Data in this exercise:
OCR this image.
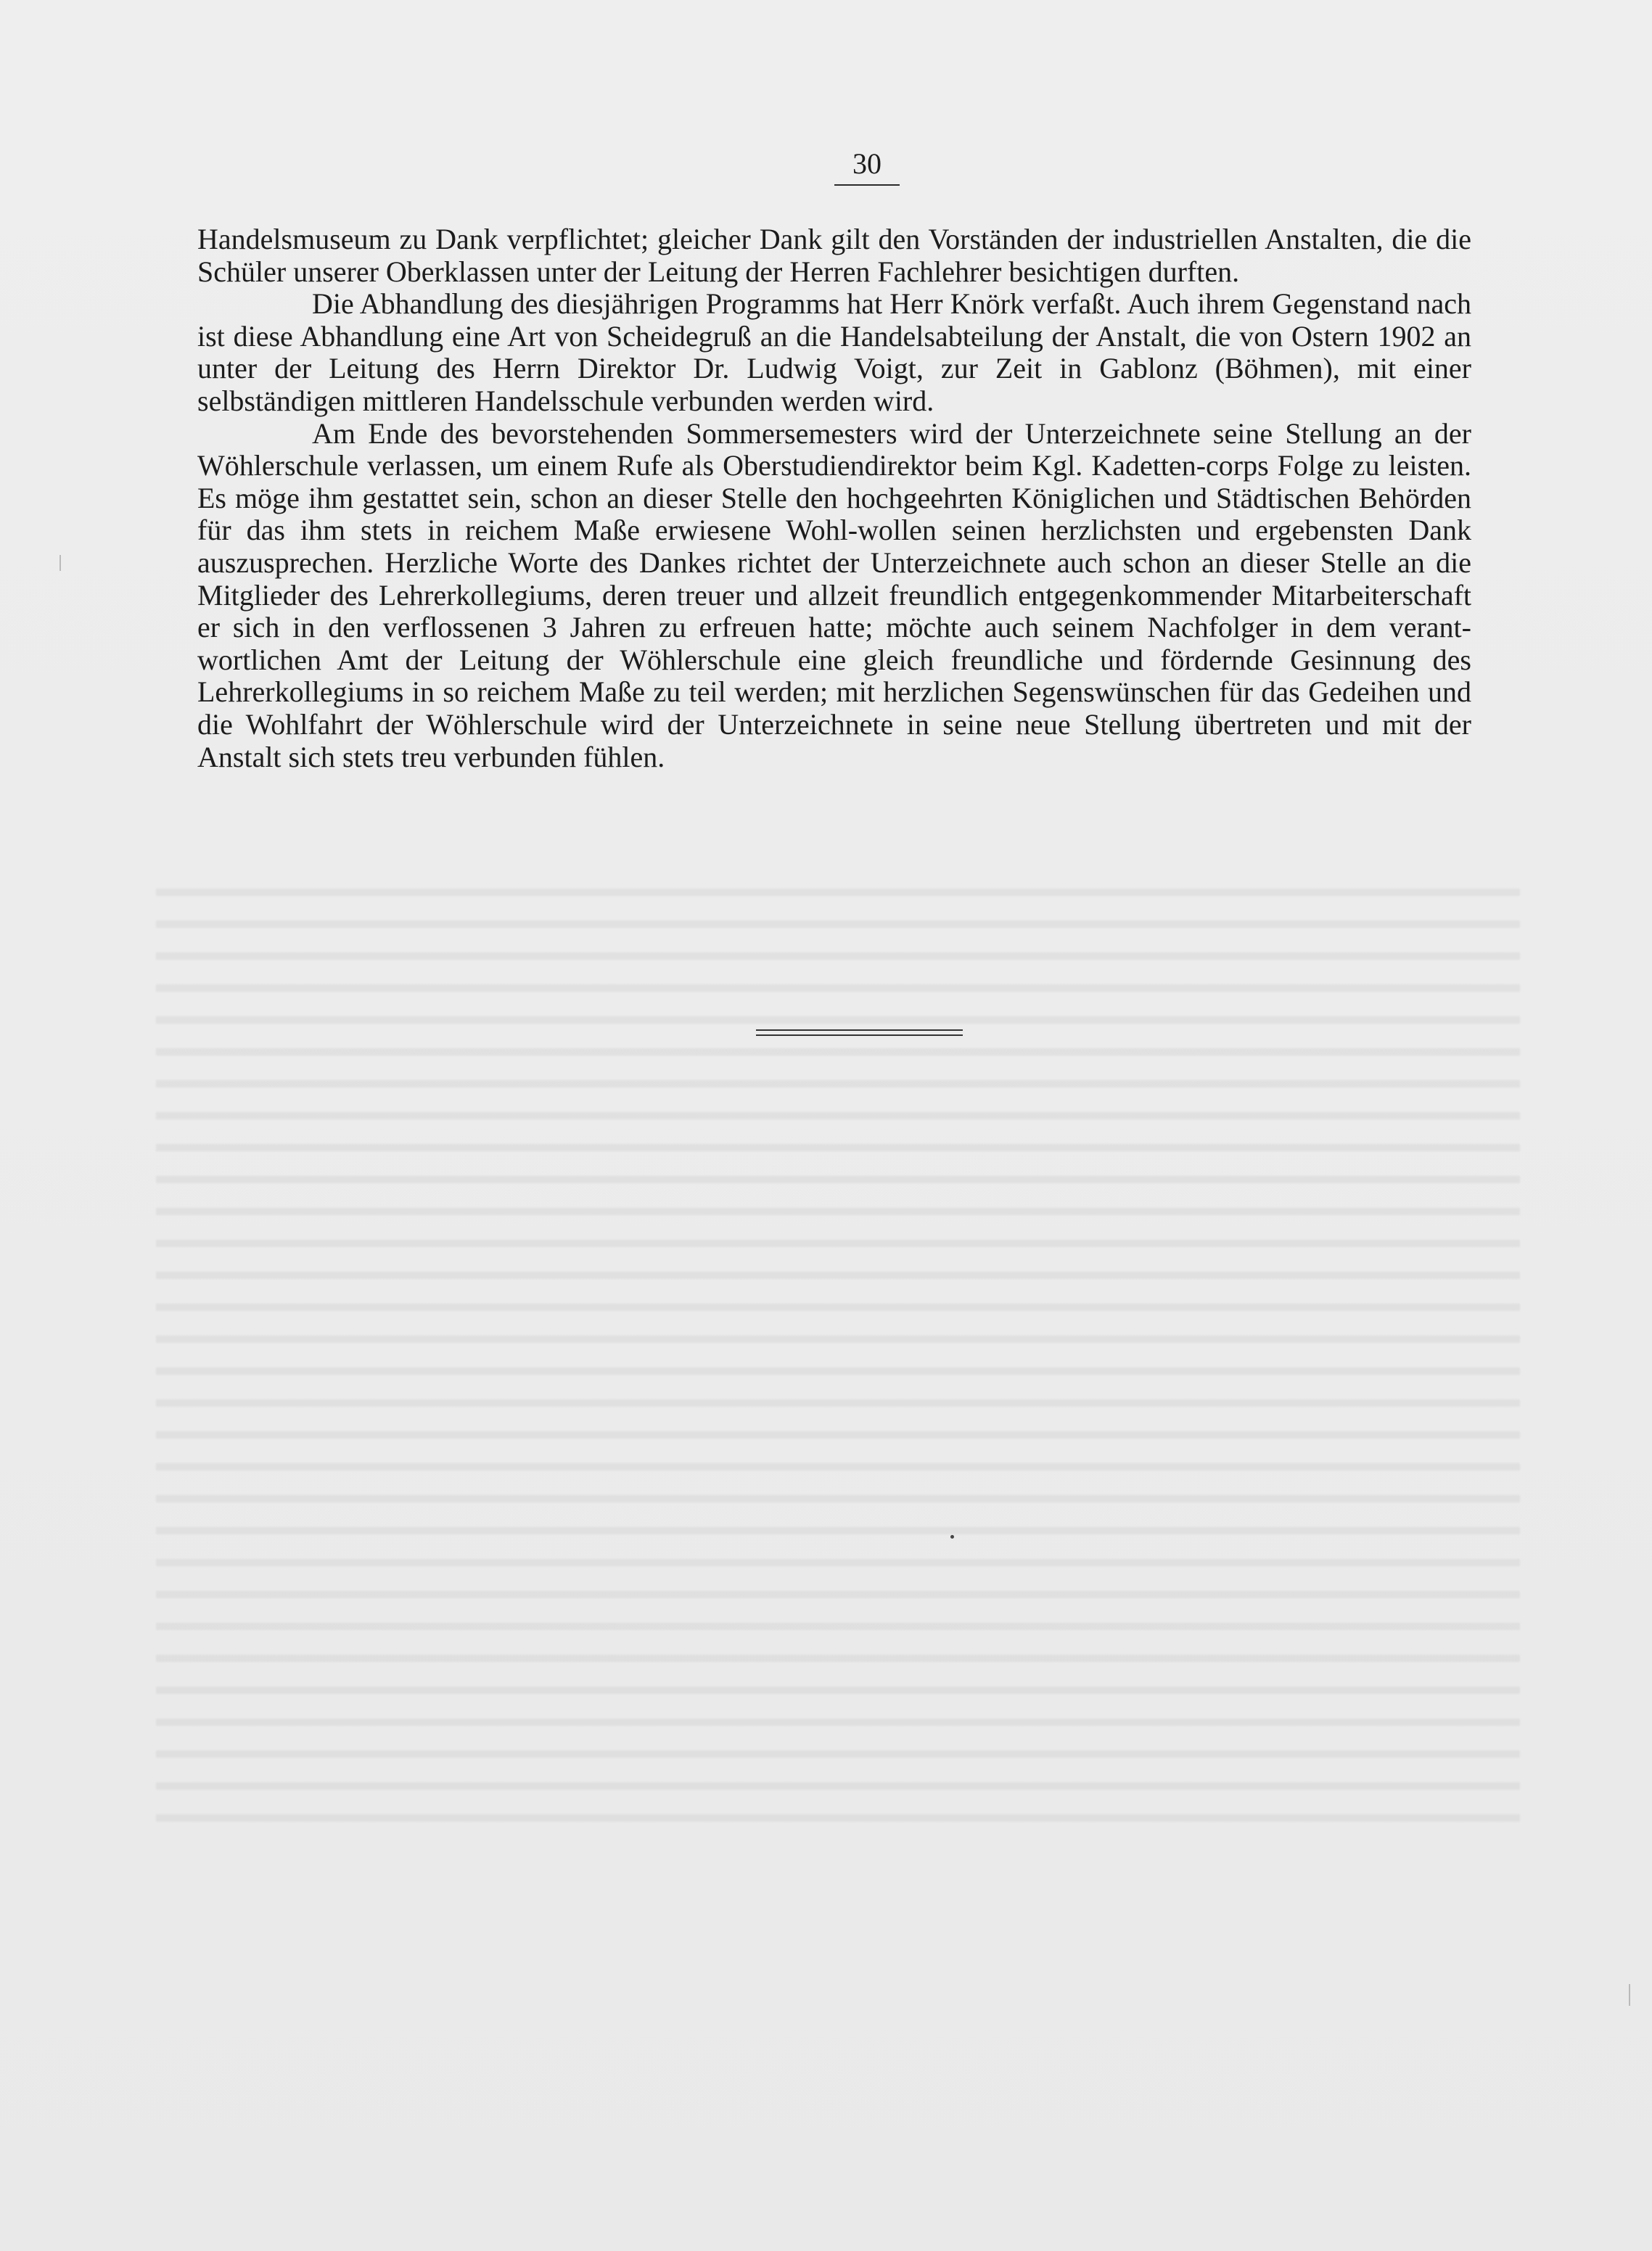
30

Handelsmuseum zu Dank verpflichtet; gleicher Dank gilt den Vorständen der industriellen Anstalten, die die Schüler unserer Oberklassen unter der Leitung der Herren Fachlehrer besichtigen durften.

Die Abhandlung des diesjährigen Programms hat Herr Knörk verfaßt. Auch ihrem Gegenstand nach ist diese Abhandlung eine Art von Scheidegruß an die Handelsabteilung der Anstalt, die von Ostern 1902 an unter der Leitung des Herrn Direktor Dr. Ludwig Voigt, zur Zeit in Gablonz (Böhmen), mit einer selbständigen mittleren Handelsschule verbunden werden wird.

Am Ende des bevorstehenden Sommersemesters wird der Unterzeichnete seine Stellung an der Wöhlerschule verlassen, um einem Rufe als Oberstudiendirektor beim Kgl. Kadetten-corps Folge zu leisten. Es möge ihm gestattet sein, schon an dieser Stelle den hochgeehrten Königlichen und Städtischen Behörden für das ihm stets in reichem Maße erwiesene Wohl-wollen seinen herzlichsten und ergebensten Dank auszusprechen. Herzliche Worte des Dankes richtet der Unterzeichnete auch schon an dieser Stelle an die Mitglieder des Lehrerkollegiums, deren treuer und allzeit freundlich entgegenkommender Mitarbeiterschaft er sich in den verflossenen 3 Jahren zu erfreuen hatte; möchte auch seinem Nachfolger in dem verant-wortlichen Amt der Leitung der Wöhlerschule eine gleich freundliche und fördernde Gesinnung des Lehrerkollegiums in so reichem Maße zu teil werden; mit herzlichen Segenswünschen für das Gedeihen und die Wohlfahrt der Wöhlerschule wird der Unterzeichnete in seine neue Stellung übertreten und mit der Anstalt sich stets treu verbunden fühlen.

What you have to do: Make an exact copy of the whole listing, but don't bring over any pictures.

Response to this exercise:
OCR this image.
30

Handelsmuseum zu Dank verpflichtet; gleicher Dank gilt den Vorständen der industriellen Anstalten, die die Schüler unserer Oberklassen unter der Leitung der Herren Fachlehrer besichtigen durften.

Die Abhandlung des diesjährigen Programms hat Herr Knörk verfaßt. Auch ihrem Gegenstand nach ist diese Abhandlung eine Art von Scheidegruß an die Handelsabteilung der Anstalt, die von Ostern 1902 an unter der Leitung des Herrn Direktor Dr. Ludwig Voigt, zur Zeit in Gablonz (Böhmen), mit einer selbständigen mittleren Handelsschule verbunden werden wird.

Am Ende des bevorstehenden Sommersemesters wird der Unterzeichnete seine Stellung an der Wöhlerschule verlassen, um einem Rufe als Oberstudiendirektor beim Kgl. Kadetten-corps Folge zu leisten. Es möge ihm gestattet sein, schon an dieser Stelle den hochgeehrten Königlichen und Städtischen Behörden für das ihm stets in reichem Maße erwiesene Wohl-wollen seinen herzlichsten und ergebensten Dank auszusprechen. Herzliche Worte des Dankes richtet der Unterzeichnete auch schon an dieser Stelle an die Mitglieder des Lehrerkollegiums, deren treuer und allzeit freundlich entgegenkommender Mitarbeiterschaft er sich in den verflossenen 3 Jahren zu erfreuen hatte; möchte auch seinem Nachfolger in dem verant-wortlichen Amt der Leitung der Wöhlerschule eine gleich freundliche und fördernde Gesinnung des Lehrerkollegiums in so reichem Maße zu teil werden; mit herzlichen Segenswünschen für das Gedeihen und die Wohlfahrt der Wöhlerschule wird der Unterzeichnete in seine neue Stellung übertreten und mit der Anstalt sich stets treu verbunden fühlen.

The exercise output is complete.